本文:
● ● ● ● ● ● ●

ものづくり補助金

ものづくり補助金の3つの難点

ものづくり補助金は補助額が1千万円という事もあって、関心がある会社は多いです。ただし、大半の会社は合否以前に申請まで至らないのが現実です。なぜなら、次の3つの難点があるからです。つまり、①事業計画書の作成が大変、②革新性をだすのが難しい、③賃上げ要件が厳しい、こういった難点が立ちはだかるため、申請までたどり着けずあきらめてしまう会社が多いのが実情です。

事業計画書の作成が大変

社長さんの頭の中には様々なアイデアがあります。ですが、そのアイデアをそのまま事業計画書に書き出しても補助金の合格は難しいです。なぜなら、補助金に合格するためには、「定められた記載欄のなかで、得点項目をふまえながら、ストーリー立てされた、わかりやすい申請書を書く」という作業が必要となるからです。

ちなみに審査員は、得点項目を踏まえながら、1通10分程度で審査をしていると言われています。そのため、「読みにくいなー」と思われた時点で不合格まっしぐらとなります。

● ● ● ● ● ● ●

レコード一覧:
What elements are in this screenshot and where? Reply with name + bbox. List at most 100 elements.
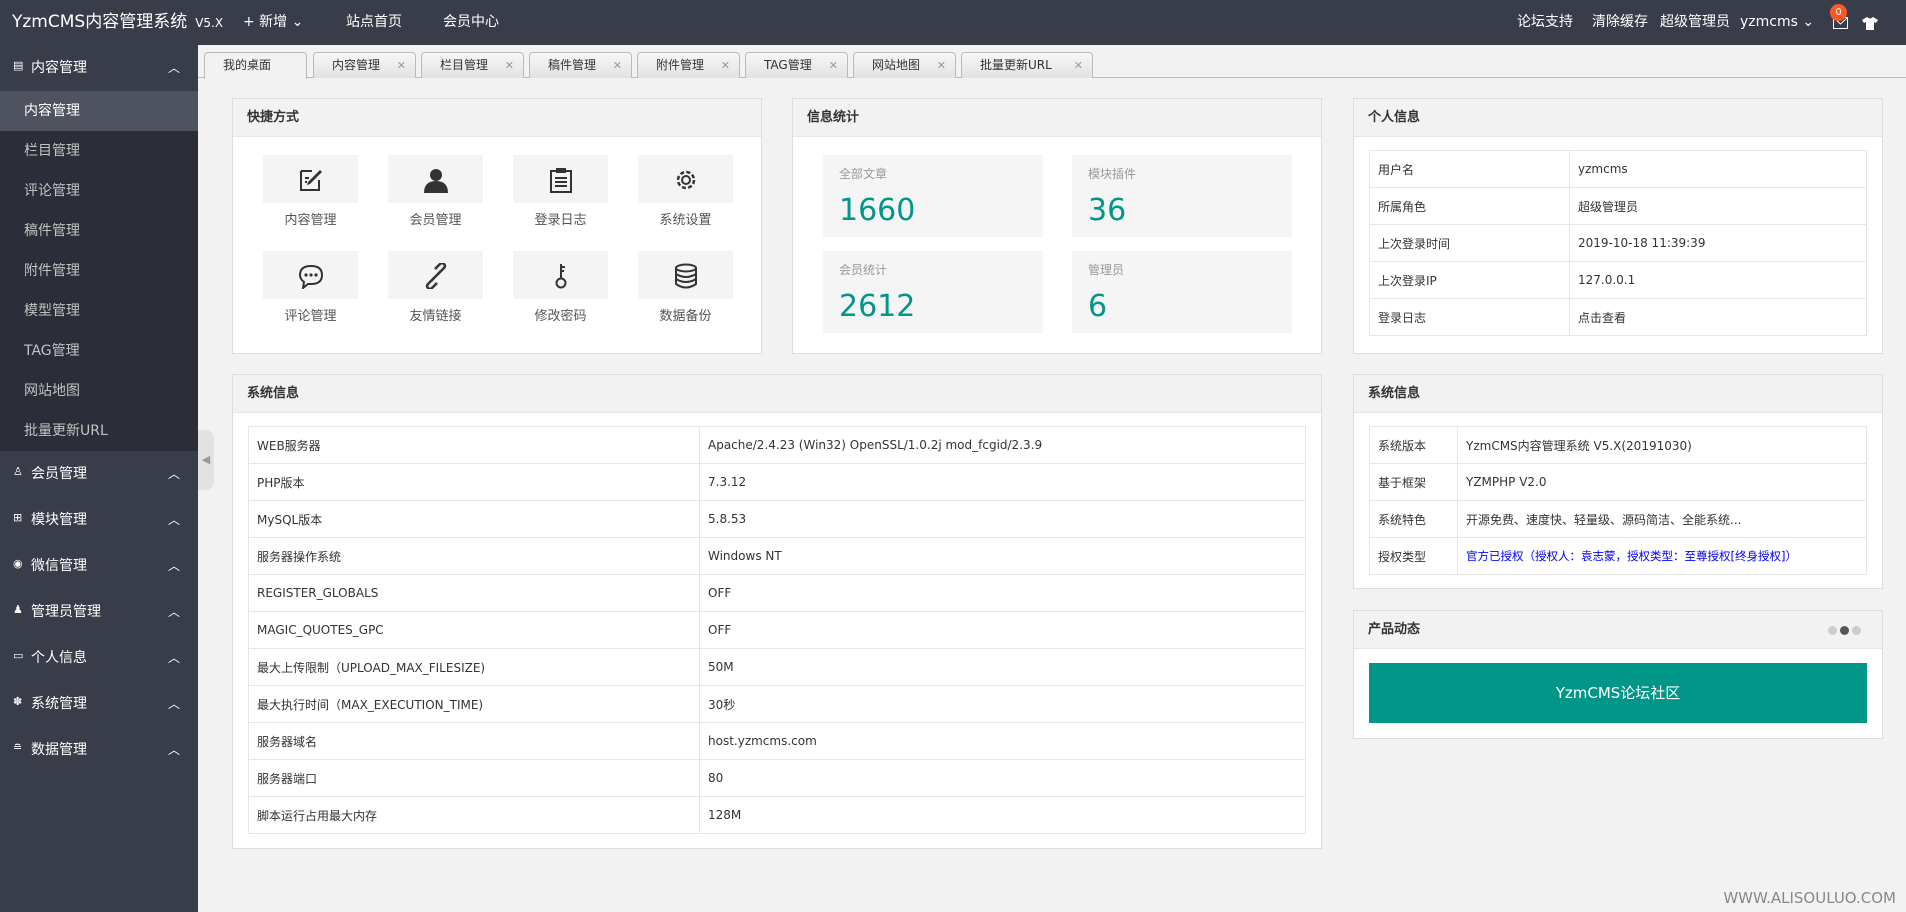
tab-desktop[interactable]: 我的桌面 xyxy=(204,52,307,79)
tab-label: 网站地图 xyxy=(872,58,921,72)
carousel-dot[interactable] xyxy=(1828,626,1837,635)
table-row: MySQL版本 5.8.53 xyxy=(248,500,1306,538)
tab-category[interactable]: 栏目管理 ✕ xyxy=(421,52,524,78)
carousel-dot[interactable] xyxy=(1852,626,1861,635)
quick-item-members[interactable] xyxy=(388,155,483,203)
login-log-link[interactable]: 点击查看 xyxy=(1569,298,1867,336)
table-row: REGISTER_GLOBALS OFF xyxy=(248,574,1306,612)
sidebar-item-category[interactable]: 栏目管理 xyxy=(0,131,198,171)
row-label: 授权类型 xyxy=(1369,537,1458,575)
stat-admins[interactable]: 管理员 6 xyxy=(1072,251,1292,333)
close-icon[interactable]: ✕ xyxy=(397,53,406,78)
sidebar-group-wechat[interactable]: ◉ 微信管理 ︿ xyxy=(0,543,198,589)
close-icon[interactable]: ✕ xyxy=(721,53,730,78)
sidebar-collapse-handle[interactable]: ◀ xyxy=(198,430,214,490)
sidebar-group-admins[interactable]: ♟ 管理员管理 ︿ xyxy=(0,589,198,635)
forum-community-button[interactable]: YzmCMS论坛社区 xyxy=(1369,663,1867,723)
new-menu-button[interactable]: + 新增 ⌄ xyxy=(243,0,303,45)
gear-icon: ✽ xyxy=(13,695,23,708)
sidebar-group-data[interactable]: ≘ 数据管理 ︿ xyxy=(0,727,198,773)
sidebar-item-attachments[interactable]: 附件管理 xyxy=(0,251,198,291)
row-value: OFF xyxy=(699,574,1306,612)
sidebar-item-batch-url[interactable]: 批量更新URL xyxy=(0,411,198,451)
tab-batch-url[interactable]: 批量更新URL ✕ xyxy=(961,52,1093,78)
quick-label: 数据备份 xyxy=(659,309,712,324)
sidebar: ▤ 内容管理 ︿ 内容管理 栏目管理 评论管理 稿件管理 附件管理 模型管理 T… xyxy=(0,45,198,912)
row-value: 超级管理员 xyxy=(1569,187,1867,225)
system-version-panel: 系统信息 系统版本 YzmCMS内容管理系统 V5.X(20191030) 基于框… xyxy=(1353,374,1883,589)
app-brand[interactable]: YzmCMS内容管理系统 V5.X xyxy=(12,0,223,46)
quick-item-links[interactable] xyxy=(388,251,483,299)
license-link[interactable]: 官方已授权（授权人：袁志蒙，授权类型：至尊授权[终身授权]） xyxy=(1457,537,1867,575)
tab-attachments[interactable]: 附件管理 ✕ xyxy=(637,52,740,78)
quick-item-backup[interactable] xyxy=(638,251,733,299)
sidebar-item-content[interactable]: 内容管理 xyxy=(0,91,198,131)
sidebar-group-label: 会员管理 xyxy=(31,466,87,482)
database-icon: ≘ xyxy=(13,741,23,754)
stat-plugins[interactable]: 模块插件 36 xyxy=(1072,155,1292,237)
table-row: 脚本运行占用最大内存 128M xyxy=(248,796,1306,834)
sidebar-group-profile[interactable]: ▭ 个人信息 ︿ xyxy=(0,635,198,681)
stat-articles[interactable]: 全部文章 1660 xyxy=(823,155,1043,237)
tab-tags[interactable]: TAG管理 ✕ xyxy=(745,52,848,78)
quick-item-login-log[interactable] xyxy=(513,155,608,203)
sidebar-group-label: 系统管理 xyxy=(31,696,87,712)
forum-support-link[interactable]: 论坛支持 xyxy=(1517,0,1573,45)
table-row: 登录日志 点击查看 xyxy=(1369,298,1867,336)
user-menu-button[interactable]: yzmcms ⌄ xyxy=(1740,0,1814,45)
member-center-link[interactable]: 会员中心 xyxy=(443,0,499,45)
stat-label: 全部文章 xyxy=(839,167,888,181)
row-label: REGISTER_GLOBALS xyxy=(248,574,700,612)
sidebar-item-models[interactable]: 模型管理 xyxy=(0,291,198,331)
quick-item-settings[interactable] xyxy=(638,155,733,203)
site-home-link[interactable]: 站点首页 xyxy=(346,0,402,45)
clear-cache-link[interactable]: 清除缓存 xyxy=(1592,0,1648,45)
row-label: PHP版本 xyxy=(248,463,700,501)
quick-item-content[interactable] xyxy=(263,155,358,203)
close-icon[interactable]: ✕ xyxy=(829,53,838,78)
row-label: 脚本运行占用最大内存 xyxy=(248,796,700,834)
row-value: 80 xyxy=(699,759,1306,797)
tab-manuscripts[interactable]: 稿件管理 ✕ xyxy=(529,52,632,78)
tab-content[interactable]: 内容管理 ✕ xyxy=(313,52,416,78)
sidebar-item-label: 附件管理 xyxy=(24,263,80,279)
sidebar-item-comments[interactable]: 评论管理 xyxy=(0,171,198,211)
sidebar-group-modules[interactable]: ⊞ 模块管理 ︿ xyxy=(0,497,198,543)
tab-label: 批量更新URL xyxy=(980,58,1052,72)
sidebar-item-label: 栏目管理 xyxy=(24,143,80,159)
stat-value: 1660 xyxy=(839,193,916,228)
sidebar-item-sitemap[interactable]: 网站地图 xyxy=(0,371,198,411)
tab-label: 附件管理 xyxy=(656,58,705,72)
document-icon: ▤ xyxy=(13,59,24,72)
tab-bar: 我的桌面 内容管理 ✕ 栏目管理 ✕ 稿件管理 ✕ 附件管理 ✕ TAG管理 ✕ 网站地图… xyxy=(198,45,1906,79)
quick-item-comments[interactable] xyxy=(263,251,358,299)
stat-label: 会员统计 xyxy=(839,263,888,277)
carousel-dot-active[interactable] xyxy=(1840,626,1849,635)
sidebar-item-manuscripts[interactable]: 稿件管理 xyxy=(0,211,198,251)
close-icon[interactable]: ✕ xyxy=(505,53,514,78)
link-icon xyxy=(425,263,447,289)
admin-icon: ♟ xyxy=(13,603,23,616)
gear-icon xyxy=(676,170,696,190)
sidebar-group-label: 内容管理 xyxy=(31,60,87,76)
shirt-icon[interactable] xyxy=(1862,15,1878,34)
sidebar-group-members[interactable]: ♙ 会员管理 ︿ xyxy=(0,451,198,497)
row-value: YzmCMS内容管理系统 V5.X(20191030) xyxy=(1457,426,1867,464)
quick-label: 会员管理 xyxy=(409,213,462,228)
sidebar-group-label: 数据管理 xyxy=(31,742,87,758)
sidebar-item-label: 网站地图 xyxy=(24,383,80,399)
quick-item-password[interactable] xyxy=(513,251,608,299)
sidebar-item-tags[interactable]: TAG管理 xyxy=(0,331,198,371)
close-icon[interactable]: ✕ xyxy=(613,53,622,78)
close-icon[interactable]: ✕ xyxy=(937,53,946,78)
sidebar-group-system[interactable]: ✽ 系统管理 ︿ xyxy=(0,681,198,727)
tab-sitemap[interactable]: 网站地图 ✕ xyxy=(853,52,956,78)
table-row: MAGIC_QUOTES_GPC OFF xyxy=(248,611,1306,649)
stat-members[interactable]: 会员统计 2612 xyxy=(823,251,1043,333)
stat-value: 36 xyxy=(1088,193,1127,228)
sidebar-group-content[interactable]: ▤ 内容管理 ︿ xyxy=(0,45,198,91)
row-value: 2019-10-18 11:39:39 xyxy=(1569,224,1867,262)
row-label: 服务器操作系统 xyxy=(248,537,700,575)
close-icon[interactable]: ✕ xyxy=(1074,53,1083,78)
row-value: 127.0.0.1 xyxy=(1569,261,1867,299)
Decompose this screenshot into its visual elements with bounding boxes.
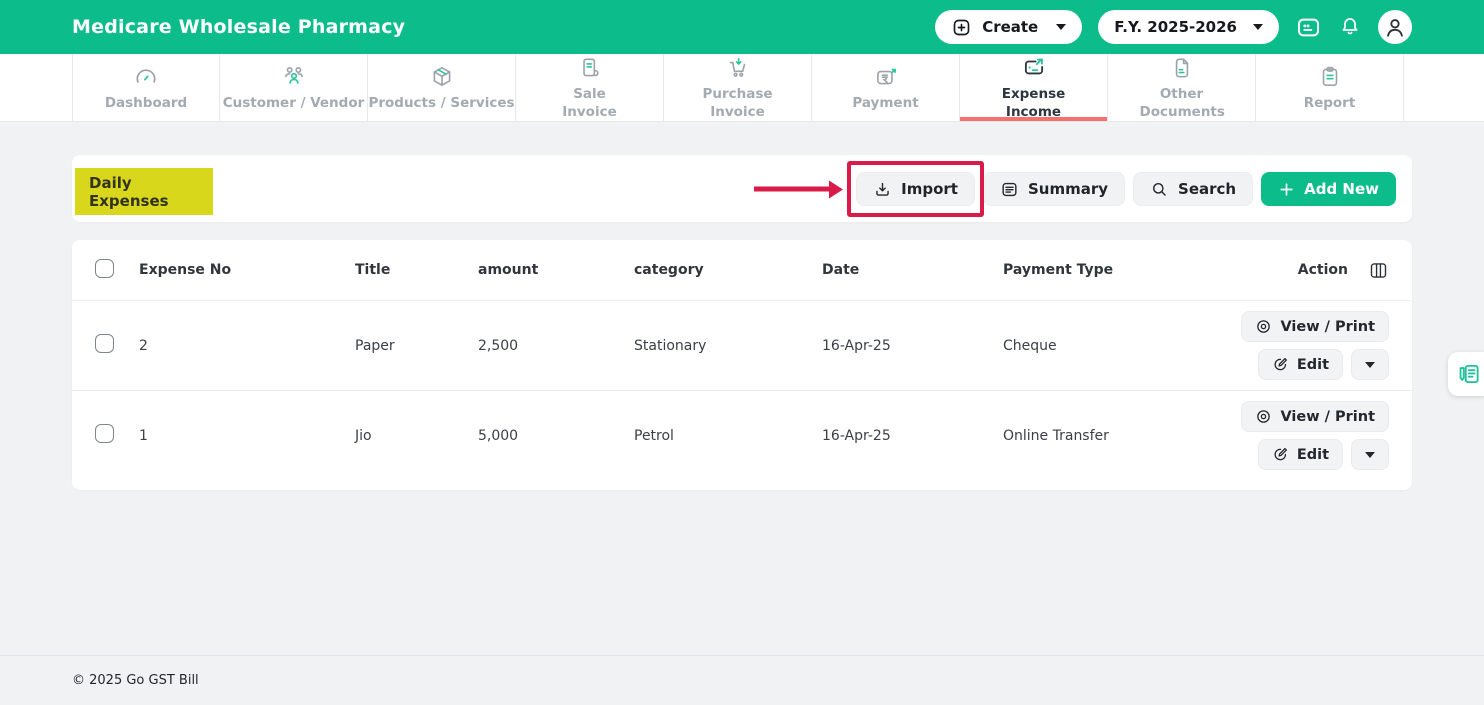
select-all-checkbox[interactable]: [95, 258, 114, 278]
tab-products-services[interactable]: Products / Services: [368, 54, 516, 121]
cell-payment-type: Online Transfer: [1003, 427, 1109, 444]
summary-list-icon: [1000, 180, 1019, 199]
edit-pen-icon: [1272, 446, 1289, 463]
caret-down-icon: [1365, 451, 1375, 458]
table-header-row: Expense No Title amount category Date Pa…: [72, 240, 1412, 300]
tab-payment[interactable]: Payment: [812, 54, 960, 121]
plus-icon: [1278, 181, 1295, 198]
search-button[interactable]: Search: [1133, 172, 1254, 206]
col-category: category: [634, 262, 704, 278]
col-date: Date: [822, 262, 860, 278]
financial-year-selector[interactable]: F.Y. 2025-2026: [1098, 10, 1279, 44]
search-icon: [1150, 180, 1169, 199]
tab-other-documents[interactable]: Other Documents: [1108, 54, 1256, 121]
summary-button[interactable]: Summary: [982, 172, 1126, 206]
page-title-highlight: Daily Expenses: [75, 168, 213, 215]
page-title: Daily Expenses: [89, 173, 169, 210]
message-icon[interactable]: [1295, 14, 1322, 41]
row-checkbox[interactable]: [95, 424, 114, 443]
invoice-icon: [577, 55, 603, 81]
col-action: Action: [1297, 262, 1348, 278]
cell-expense-no: 1: [139, 427, 148, 444]
edit-button[interactable]: Edit: [1257, 439, 1343, 470]
feedback-widget[interactable]: [1448, 352, 1484, 396]
download-icon: [873, 180, 892, 199]
row-more-button[interactable]: [1351, 439, 1389, 470]
caret-down-icon: [1365, 361, 1375, 368]
bell-icon[interactable]: [1338, 15, 1362, 39]
view-print-button[interactable]: View / Print: [1241, 401, 1389, 432]
cell-payment-type: Cheque: [1003, 337, 1057, 354]
edit-pen-icon: [1272, 356, 1289, 373]
user-avatar[interactable]: [1378, 10, 1412, 44]
cell-category: Petrol: [634, 427, 674, 444]
cell-title: Jio: [355, 427, 372, 444]
page-footer: © 2025 Go GST Bill: [0, 655, 1484, 705]
tab-expense-income[interactable]: Expense Income: [960, 54, 1108, 121]
import-button[interactable]: Import: [856, 172, 975, 206]
row-more-button[interactable]: [1351, 349, 1389, 380]
rupee-card-icon: [873, 64, 899, 90]
columns-icon[interactable]: [1368, 260, 1389, 281]
col-expense-no: Expense No: [139, 262, 232, 278]
expenses-table: Expense No Title amount category Date Pa…: [72, 240, 1412, 490]
view-eye-icon: [1255, 318, 1272, 335]
col-amount: amount: [478, 262, 539, 278]
app-window: Medicare Wholesale Pharmacy Create F.Y. …: [0, 0, 1484, 705]
add-new-button[interactable]: Add New: [1261, 172, 1396, 206]
gauge-icon: [133, 64, 159, 90]
toolbar-card: Daily Expenses Import Summary Search Add…: [72, 155, 1412, 222]
cube-icon: [429, 64, 455, 90]
cell-category: Stationary: [634, 337, 707, 354]
caret-down-icon: [1056, 24, 1067, 30]
create-button[interactable]: Create: [935, 10, 1083, 44]
tab-dashboard[interactable]: Dashboard: [72, 54, 220, 121]
plus-square-icon: [951, 17, 972, 38]
tab-customer-vendor[interactable]: Customer / Vendor: [220, 54, 368, 121]
import-annotation-group: Import: [754, 161, 984, 217]
cell-expense-no: 2: [139, 337, 148, 354]
toolbar-actions: Import Summary Search Add New: [754, 161, 1396, 217]
col-payment-type: Payment Type: [1003, 262, 1114, 278]
view-eye-icon: [1255, 408, 1272, 425]
cell-title: Paper: [355, 337, 395, 354]
users-icon: [281, 64, 307, 90]
wallet-arrow-icon: [1021, 55, 1047, 81]
main-nav: Dashboard Customer / Vendor Products / S…: [0, 54, 1484, 122]
copyright-text: © 2025 Go GST Bill: [72, 673, 199, 688]
document-icon: [1169, 55, 1195, 81]
caret-down-icon: [1253, 24, 1263, 30]
table-row: 2 Paper 2,500 Stationary 16-Apr-25 Chequ…: [72, 300, 1412, 390]
view-print-button[interactable]: View / Print: [1241, 311, 1389, 342]
row-checkbox[interactable]: [95, 334, 114, 353]
tab-purchase-invoice[interactable]: Purchase Invoice: [664, 54, 812, 121]
clipboard-icon: [1317, 64, 1343, 90]
app-header: Medicare Wholesale Pharmacy Create F.Y. …: [0, 0, 1484, 54]
cart-icon: [725, 55, 751, 81]
feedback-pen-icon: [1456, 361, 1482, 387]
cell-date: 16-Apr-25: [822, 427, 891, 444]
company-title: Medicare Wholesale Pharmacy: [72, 16, 406, 38]
cell-date: 16-Apr-25: [822, 337, 891, 354]
cell-amount: 5,000: [478, 427, 519, 444]
tab-report[interactable]: Report: [1256, 54, 1404, 121]
cell-amount: 2,500: [478, 337, 519, 354]
annotation-arrow: [754, 186, 831, 192]
tab-sale-invoice[interactable]: Sale Invoice: [516, 54, 664, 121]
edit-button[interactable]: Edit: [1257, 349, 1343, 380]
table-row: 1 Jio 5,000 Petrol 16-Apr-25 Online Tran…: [72, 390, 1412, 480]
header-actions: Create F.Y. 2025-2026: [935, 10, 1412, 44]
col-title: Title: [355, 262, 391, 278]
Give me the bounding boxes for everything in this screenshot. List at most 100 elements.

● ● ● ● ● ● ●

設問:
1: 本文について、次の問いに答えよ。
(a) ものづくり補助金の補助額はいくらとされているか。
(b) 3つの難点のうち、③として挙げられているものは何か。
(c) 審査員は申請書1通をどの程度の時間で審査していると言われているか。
2: 本文のうち、「ものづくり補助金は補助額が1」を含む語句で始まり「う作業が必要となるからです。」で終わる部分を、一字も変えずに出力してください。

各設問の解答:
1:
(a) 1千万円
(b) 賃上げ要件が厳しい
(c) 10分程度

2:
ものづくり補助金は補助額が1千万円という事もあって、関心がある会社は多いです。ただし、大半の会社は合否以前に申請まで至らないのが現実です。なぜなら、次の3つの難点があるからです。つまり、①事業計画書の作成が大変、②革新性をだすのが難しい、③賃上げ要件が厳しい、こういった難点が立ちはだかるため、申請までたどり着けずあきらめてしまう会社が多いのが実情です。

事業計画書の作成が大変

社長さんの頭の中には様々なアイデアがあります。ですが、そのアイデアをそのまま事業計画書に書き出しても補助金の合格は難しいです。なぜなら、補助金に合格するためには、「定められた記載欄のなかで、得点項目をふまえながら、ストーリー立てされた、わかりやすい申請書を書く」という作業が必要となるからです。